Given request: Reproduce verbatim the entries below that start at the line containing "websites-section-header: Your websites" and end at the line containing "app-logo: Slick events — [203, 18, 347, 44]", both included, and nothing else.

Listing:
__________

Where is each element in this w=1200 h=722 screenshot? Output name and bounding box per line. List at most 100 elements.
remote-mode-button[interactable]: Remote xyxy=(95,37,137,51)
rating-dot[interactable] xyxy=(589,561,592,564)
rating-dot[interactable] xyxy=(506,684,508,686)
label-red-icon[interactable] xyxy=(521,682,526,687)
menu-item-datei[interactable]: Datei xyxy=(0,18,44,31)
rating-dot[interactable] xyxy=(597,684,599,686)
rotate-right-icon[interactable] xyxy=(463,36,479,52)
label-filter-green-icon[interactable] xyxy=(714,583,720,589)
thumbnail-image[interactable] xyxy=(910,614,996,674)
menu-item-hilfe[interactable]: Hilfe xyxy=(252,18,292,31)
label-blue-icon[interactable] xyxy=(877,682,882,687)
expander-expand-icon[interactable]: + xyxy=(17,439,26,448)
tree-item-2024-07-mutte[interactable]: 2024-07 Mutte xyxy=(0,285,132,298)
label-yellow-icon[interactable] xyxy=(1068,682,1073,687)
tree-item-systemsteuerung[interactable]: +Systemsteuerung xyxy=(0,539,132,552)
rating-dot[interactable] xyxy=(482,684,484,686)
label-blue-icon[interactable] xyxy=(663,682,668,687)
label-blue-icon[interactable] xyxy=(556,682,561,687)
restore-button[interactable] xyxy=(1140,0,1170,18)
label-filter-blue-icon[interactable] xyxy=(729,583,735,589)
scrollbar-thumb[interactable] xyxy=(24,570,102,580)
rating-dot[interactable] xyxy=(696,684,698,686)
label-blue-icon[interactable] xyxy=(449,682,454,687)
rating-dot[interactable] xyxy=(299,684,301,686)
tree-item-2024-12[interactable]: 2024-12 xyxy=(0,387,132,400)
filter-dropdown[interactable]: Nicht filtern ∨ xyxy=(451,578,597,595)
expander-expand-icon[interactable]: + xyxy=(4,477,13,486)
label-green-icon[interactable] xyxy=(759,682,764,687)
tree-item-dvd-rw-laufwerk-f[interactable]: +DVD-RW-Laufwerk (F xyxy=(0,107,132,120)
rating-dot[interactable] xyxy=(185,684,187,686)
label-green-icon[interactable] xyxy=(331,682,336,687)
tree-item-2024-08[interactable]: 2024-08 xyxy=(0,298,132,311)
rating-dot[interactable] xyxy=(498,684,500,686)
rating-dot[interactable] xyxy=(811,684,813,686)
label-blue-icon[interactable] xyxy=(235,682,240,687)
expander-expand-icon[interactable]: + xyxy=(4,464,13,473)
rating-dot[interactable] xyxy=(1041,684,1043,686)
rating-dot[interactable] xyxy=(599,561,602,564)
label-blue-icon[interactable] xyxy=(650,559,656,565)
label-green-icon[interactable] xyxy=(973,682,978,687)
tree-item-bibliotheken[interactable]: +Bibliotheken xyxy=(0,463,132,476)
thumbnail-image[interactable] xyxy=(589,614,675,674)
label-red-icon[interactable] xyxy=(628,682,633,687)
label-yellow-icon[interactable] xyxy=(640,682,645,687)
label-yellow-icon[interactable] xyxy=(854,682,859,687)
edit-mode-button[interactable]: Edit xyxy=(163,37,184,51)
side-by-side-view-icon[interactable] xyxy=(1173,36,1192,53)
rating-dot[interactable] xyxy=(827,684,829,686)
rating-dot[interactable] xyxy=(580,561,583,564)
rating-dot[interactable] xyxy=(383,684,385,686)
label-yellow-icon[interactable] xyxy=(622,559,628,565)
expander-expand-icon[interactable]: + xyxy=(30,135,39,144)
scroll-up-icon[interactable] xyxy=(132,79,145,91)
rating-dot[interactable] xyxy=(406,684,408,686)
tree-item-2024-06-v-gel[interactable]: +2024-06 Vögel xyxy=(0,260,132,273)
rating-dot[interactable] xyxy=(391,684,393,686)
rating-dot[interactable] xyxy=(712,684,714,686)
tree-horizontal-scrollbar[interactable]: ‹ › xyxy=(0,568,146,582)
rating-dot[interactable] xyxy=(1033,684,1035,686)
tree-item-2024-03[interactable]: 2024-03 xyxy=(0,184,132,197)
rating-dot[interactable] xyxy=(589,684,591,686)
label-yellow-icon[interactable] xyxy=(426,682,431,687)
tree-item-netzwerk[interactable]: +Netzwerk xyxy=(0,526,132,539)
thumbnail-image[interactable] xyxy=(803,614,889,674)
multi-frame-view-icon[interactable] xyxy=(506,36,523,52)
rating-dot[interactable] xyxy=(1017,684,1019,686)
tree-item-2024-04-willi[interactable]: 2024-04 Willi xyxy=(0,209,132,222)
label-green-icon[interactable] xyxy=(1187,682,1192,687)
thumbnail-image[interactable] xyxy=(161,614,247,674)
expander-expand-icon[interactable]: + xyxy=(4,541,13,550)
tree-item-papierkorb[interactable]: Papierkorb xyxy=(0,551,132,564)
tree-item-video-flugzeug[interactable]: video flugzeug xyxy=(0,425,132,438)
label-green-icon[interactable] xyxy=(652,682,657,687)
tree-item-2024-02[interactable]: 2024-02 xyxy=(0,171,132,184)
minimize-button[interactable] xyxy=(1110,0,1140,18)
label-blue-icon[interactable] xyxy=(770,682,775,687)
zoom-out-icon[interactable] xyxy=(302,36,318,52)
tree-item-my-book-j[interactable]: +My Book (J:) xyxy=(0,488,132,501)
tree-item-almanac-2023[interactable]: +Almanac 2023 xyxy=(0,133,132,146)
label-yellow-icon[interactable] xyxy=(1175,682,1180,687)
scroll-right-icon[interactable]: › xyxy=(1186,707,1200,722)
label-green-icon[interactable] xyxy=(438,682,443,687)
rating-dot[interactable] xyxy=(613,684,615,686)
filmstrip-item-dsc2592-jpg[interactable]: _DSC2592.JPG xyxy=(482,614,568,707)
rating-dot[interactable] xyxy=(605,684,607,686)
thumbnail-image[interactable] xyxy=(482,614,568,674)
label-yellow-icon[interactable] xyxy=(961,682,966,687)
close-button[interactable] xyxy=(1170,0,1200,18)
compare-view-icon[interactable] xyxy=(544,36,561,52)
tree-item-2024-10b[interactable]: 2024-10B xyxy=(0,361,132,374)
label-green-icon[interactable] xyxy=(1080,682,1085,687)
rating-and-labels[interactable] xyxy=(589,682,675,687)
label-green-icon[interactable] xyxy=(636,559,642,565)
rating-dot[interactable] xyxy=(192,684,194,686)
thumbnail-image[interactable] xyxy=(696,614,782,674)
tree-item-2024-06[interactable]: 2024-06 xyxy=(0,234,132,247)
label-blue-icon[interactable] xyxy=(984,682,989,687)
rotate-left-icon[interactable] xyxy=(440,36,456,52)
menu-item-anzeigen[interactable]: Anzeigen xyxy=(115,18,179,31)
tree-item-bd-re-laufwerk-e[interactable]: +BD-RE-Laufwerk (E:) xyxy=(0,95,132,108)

__________

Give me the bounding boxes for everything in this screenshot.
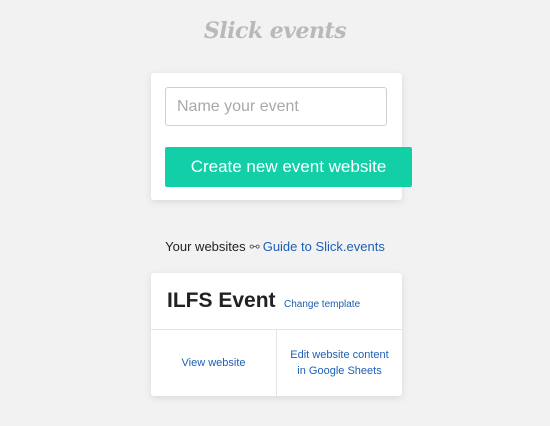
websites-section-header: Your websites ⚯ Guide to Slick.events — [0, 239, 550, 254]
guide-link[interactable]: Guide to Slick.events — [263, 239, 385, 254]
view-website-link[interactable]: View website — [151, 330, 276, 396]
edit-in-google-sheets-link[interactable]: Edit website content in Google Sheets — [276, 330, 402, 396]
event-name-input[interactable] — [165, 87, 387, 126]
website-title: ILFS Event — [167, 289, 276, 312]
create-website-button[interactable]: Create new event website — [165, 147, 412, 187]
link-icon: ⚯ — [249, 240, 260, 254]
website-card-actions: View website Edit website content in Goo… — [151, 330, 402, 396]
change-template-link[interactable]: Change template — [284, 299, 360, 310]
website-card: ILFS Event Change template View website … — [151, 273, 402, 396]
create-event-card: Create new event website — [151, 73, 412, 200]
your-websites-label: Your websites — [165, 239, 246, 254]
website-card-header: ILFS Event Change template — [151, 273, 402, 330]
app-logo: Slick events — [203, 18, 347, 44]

__________

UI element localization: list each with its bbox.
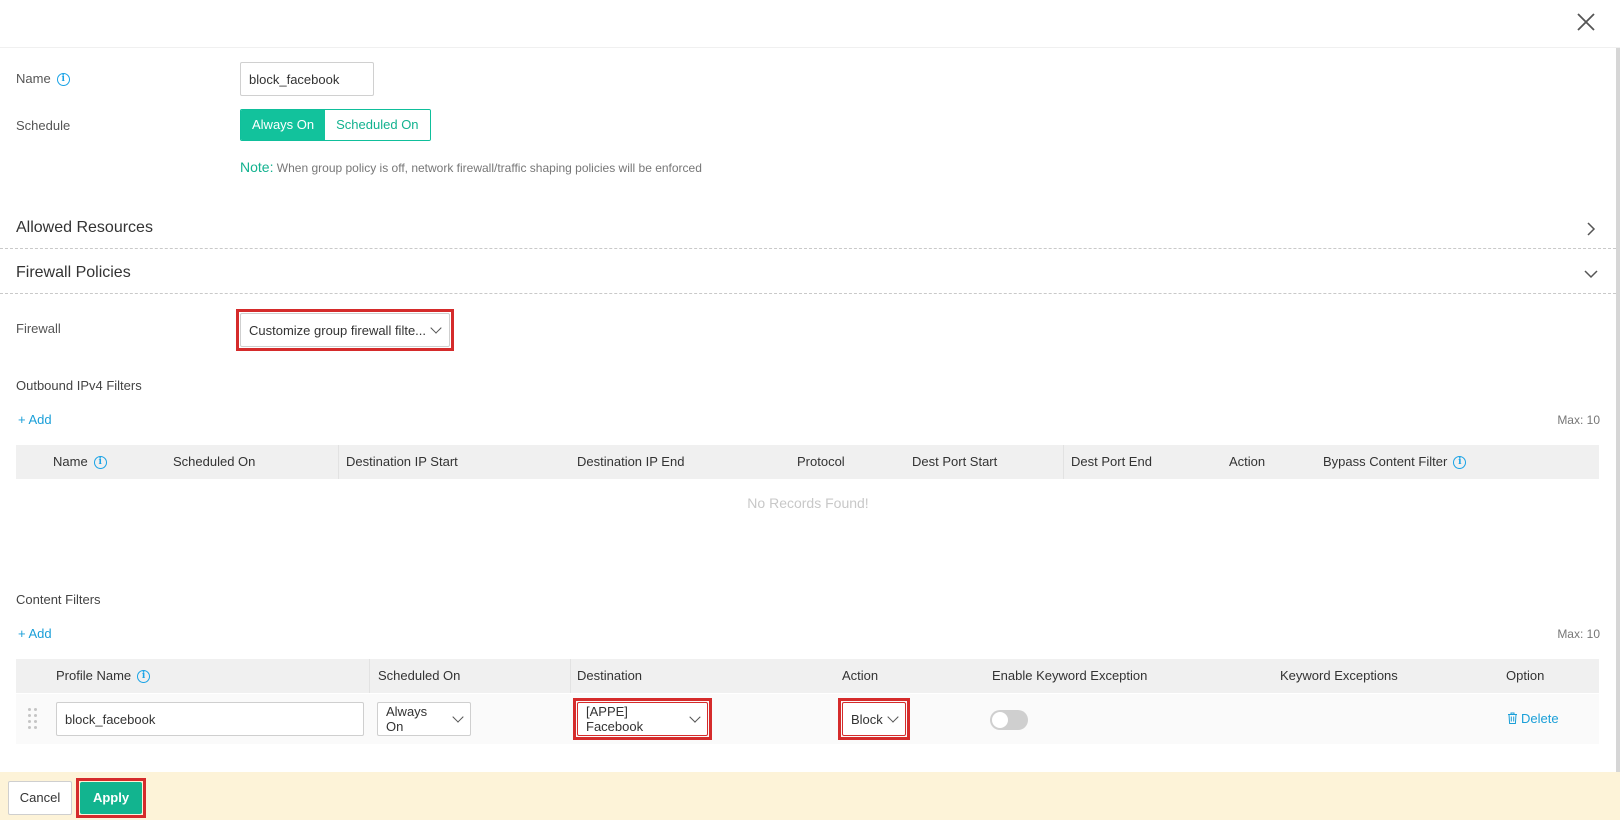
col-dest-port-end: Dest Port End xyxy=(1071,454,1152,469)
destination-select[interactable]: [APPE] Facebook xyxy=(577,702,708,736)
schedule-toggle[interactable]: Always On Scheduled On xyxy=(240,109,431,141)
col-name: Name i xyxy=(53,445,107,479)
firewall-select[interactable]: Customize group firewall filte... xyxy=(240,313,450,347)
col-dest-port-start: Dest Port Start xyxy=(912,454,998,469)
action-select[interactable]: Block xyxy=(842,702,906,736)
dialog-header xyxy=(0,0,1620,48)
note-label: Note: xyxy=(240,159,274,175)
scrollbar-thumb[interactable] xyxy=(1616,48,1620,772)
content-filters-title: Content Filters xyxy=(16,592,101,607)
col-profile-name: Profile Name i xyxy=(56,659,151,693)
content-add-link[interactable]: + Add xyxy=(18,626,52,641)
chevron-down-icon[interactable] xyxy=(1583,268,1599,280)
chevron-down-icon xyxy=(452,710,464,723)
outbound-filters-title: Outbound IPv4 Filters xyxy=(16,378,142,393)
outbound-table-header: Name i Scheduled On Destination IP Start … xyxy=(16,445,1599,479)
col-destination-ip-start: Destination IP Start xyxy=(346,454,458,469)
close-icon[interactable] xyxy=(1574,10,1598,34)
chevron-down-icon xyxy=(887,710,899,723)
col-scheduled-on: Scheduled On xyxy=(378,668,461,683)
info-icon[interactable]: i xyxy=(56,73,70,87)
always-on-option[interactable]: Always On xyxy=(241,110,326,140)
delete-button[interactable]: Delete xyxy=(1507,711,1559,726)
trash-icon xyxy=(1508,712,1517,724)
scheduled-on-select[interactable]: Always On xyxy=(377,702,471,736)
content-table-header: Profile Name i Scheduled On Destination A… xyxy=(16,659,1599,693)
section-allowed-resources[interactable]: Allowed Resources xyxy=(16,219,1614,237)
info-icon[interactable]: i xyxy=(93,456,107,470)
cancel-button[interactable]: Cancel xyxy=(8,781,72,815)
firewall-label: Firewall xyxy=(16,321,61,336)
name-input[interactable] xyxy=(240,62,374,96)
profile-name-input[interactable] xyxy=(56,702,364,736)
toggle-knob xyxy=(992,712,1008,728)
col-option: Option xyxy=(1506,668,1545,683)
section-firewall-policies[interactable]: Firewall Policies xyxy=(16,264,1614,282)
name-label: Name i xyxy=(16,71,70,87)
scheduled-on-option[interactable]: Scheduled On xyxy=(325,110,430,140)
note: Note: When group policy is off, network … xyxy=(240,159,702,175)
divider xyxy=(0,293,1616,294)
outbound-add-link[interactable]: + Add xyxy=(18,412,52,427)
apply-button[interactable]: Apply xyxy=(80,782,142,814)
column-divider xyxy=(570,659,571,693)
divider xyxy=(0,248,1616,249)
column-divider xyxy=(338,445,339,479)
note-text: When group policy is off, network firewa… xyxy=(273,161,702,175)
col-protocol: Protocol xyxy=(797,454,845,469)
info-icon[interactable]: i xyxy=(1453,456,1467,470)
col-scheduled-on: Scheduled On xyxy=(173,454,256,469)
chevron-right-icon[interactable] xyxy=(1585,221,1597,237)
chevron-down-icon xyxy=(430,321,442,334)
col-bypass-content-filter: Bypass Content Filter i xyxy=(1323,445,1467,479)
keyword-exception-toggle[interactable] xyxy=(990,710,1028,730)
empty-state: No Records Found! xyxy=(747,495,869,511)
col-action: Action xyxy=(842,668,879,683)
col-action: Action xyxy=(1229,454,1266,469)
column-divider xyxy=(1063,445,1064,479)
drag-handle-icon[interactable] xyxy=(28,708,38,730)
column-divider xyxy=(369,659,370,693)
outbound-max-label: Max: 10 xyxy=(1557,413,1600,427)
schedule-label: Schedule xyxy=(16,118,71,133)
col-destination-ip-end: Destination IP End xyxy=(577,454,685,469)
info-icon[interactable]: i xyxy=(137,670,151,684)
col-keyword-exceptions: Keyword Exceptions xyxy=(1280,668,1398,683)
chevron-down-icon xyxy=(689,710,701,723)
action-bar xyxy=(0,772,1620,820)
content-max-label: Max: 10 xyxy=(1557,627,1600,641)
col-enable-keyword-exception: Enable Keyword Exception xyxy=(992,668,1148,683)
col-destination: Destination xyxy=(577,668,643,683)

__________

Complete output:
websites-section-header: Your websites ⚯ Guide to Slick.events — [0, 239, 550, 254]
guide-link[interactable]: Guide to Slick.events — [263, 239, 385, 254]
view-website-link[interactable]: View website — [151, 330, 276, 396]
edit-in-google-sheets-link[interactable]: Edit website content in Google Sheets — [276, 330, 402, 396]
event-name-input[interactable] — [165, 87, 387, 126]
website-title: ILFS Event — [167, 289, 276, 312]
create-website-button[interactable]: Create new event website — [165, 147, 412, 187]
link-icon: ⚯ — [249, 240, 260, 254]
website-card-actions: View website Edit website content in Goo… — [151, 330, 402, 396]
change-template-link[interactable]: Change template — [284, 299, 360, 310]
website-card: ILFS Event Change template View website … — [151, 273, 402, 396]
create-event-card: Create new event website — [151, 73, 412, 200]
your-websites-label: Your websites — [165, 239, 246, 254]
website-card-header: ILFS Event Change template — [151, 273, 402, 330]
app-logo: Slick events — [203, 18, 347, 44]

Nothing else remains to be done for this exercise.